--- Start of Provided material ---
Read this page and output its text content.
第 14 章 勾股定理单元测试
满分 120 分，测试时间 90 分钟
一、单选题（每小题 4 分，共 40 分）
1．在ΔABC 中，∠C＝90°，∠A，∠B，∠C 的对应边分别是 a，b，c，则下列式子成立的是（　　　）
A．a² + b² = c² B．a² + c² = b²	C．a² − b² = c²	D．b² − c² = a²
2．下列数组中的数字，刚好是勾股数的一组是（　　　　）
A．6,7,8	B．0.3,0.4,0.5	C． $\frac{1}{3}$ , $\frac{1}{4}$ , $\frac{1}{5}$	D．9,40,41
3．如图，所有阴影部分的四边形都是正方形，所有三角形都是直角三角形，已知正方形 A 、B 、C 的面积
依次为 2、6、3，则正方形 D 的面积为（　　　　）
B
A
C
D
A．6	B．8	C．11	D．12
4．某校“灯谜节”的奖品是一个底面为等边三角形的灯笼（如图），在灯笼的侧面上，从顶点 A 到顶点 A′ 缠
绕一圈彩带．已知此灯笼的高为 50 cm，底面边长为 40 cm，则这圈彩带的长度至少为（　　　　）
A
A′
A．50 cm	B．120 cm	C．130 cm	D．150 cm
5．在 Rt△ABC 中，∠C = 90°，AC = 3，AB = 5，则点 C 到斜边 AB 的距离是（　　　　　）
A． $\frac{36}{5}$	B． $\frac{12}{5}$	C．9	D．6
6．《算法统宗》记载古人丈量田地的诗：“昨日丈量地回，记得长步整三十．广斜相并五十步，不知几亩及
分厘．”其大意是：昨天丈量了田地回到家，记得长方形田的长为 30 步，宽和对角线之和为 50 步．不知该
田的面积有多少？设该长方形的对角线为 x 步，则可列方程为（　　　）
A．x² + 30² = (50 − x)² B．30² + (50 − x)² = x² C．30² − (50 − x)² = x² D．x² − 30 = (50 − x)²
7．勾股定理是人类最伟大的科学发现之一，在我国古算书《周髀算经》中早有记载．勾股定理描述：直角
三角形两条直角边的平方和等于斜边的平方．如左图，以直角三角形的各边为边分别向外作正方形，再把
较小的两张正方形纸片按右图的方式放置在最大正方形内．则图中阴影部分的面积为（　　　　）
--- End of Provided material ---
**Objective:** All of the data above should be transcribed exactly.

**Solution to this exercise:**
Read this page and output its text content.
第 14 章 勾股定理单元测试
满分 120 分，测试时间 90 分钟
一、单选题（每小题 4 分，共 40 分）
1．在ΔABC 中，∠C＝90°，∠A，∠B，∠C 的对应边分别是 a，b，c，则下列式子成立的是（　　　）
A．a² + b² = c² B．a² + c² = b²	C．a² − b² = c²	D．b² − c² = a²
2．下列数组中的数字，刚好是勾股数的一组是（　　　　）
A．6,7,8	B．0.3,0.4,0.5	C． $\frac{1}{3}$ , $\frac{1}{4}$ , $\frac{1}{5}$	D．9,40,41
3．如图，所有阴影部分的四边形都是正方形，所有三角形都是直角三角形，已知正方形 A 、B 、C 的面积
依次为 2、6、3，则正方形 D 的面积为（　　　　）
B
A
C
D
A．6	B．8	C．11	D．12
4．某校“灯谜节”的奖品是一个底面为等边三角形的灯笼（如图），在灯笼的侧面上，从顶点 A 到顶点 A′ 缠
绕一圈彩带．已知此灯笼的高为 50 cm，底面边长为 40 cm，则这圈彩带的长度至少为（　　　　）
A
A′
A．50 cm	B．120 cm	C．130 cm	D．150 cm
5．在 Rt△ABC 中，∠C = 90°，AC = 3，AB = 5，则点 C 到斜边 AB 的距离是（　　　　　）
A． $\frac{36}{5}$	B． $\frac{12}{5}$	C．9	D．6
6．《算法统宗》记载古人丈量田地的诗：“昨日丈量地回，记得长步整三十．广斜相并五十步，不知几亩及
分厘．”其大意是：昨天丈量了田地回到家，记得长方形田的长为 30 步，宽和对角线之和为 50 步．不知该
田的面积有多少？设该长方形的对角线为 x 步，则可列方程为（　　　）
A．x² + 30² = (50 − x)² B．30² + (50 − x)² = x² C．30² − (50 − x)² = x² D．x² − 30 = (50 − x)²
7．勾股定理是人类最伟大的科学发现之一，在我国古算书《周髀算经》中早有记载．勾股定理描述：直角
三角形两条直角边的平方和等于斜边的平方．如左图，以直角三角形的各边为边分别向外作正方形，再把
较小的两张正方形纸片按右图的方式放置在最大正方形内．则图中阴影部分的面积为（　　　　）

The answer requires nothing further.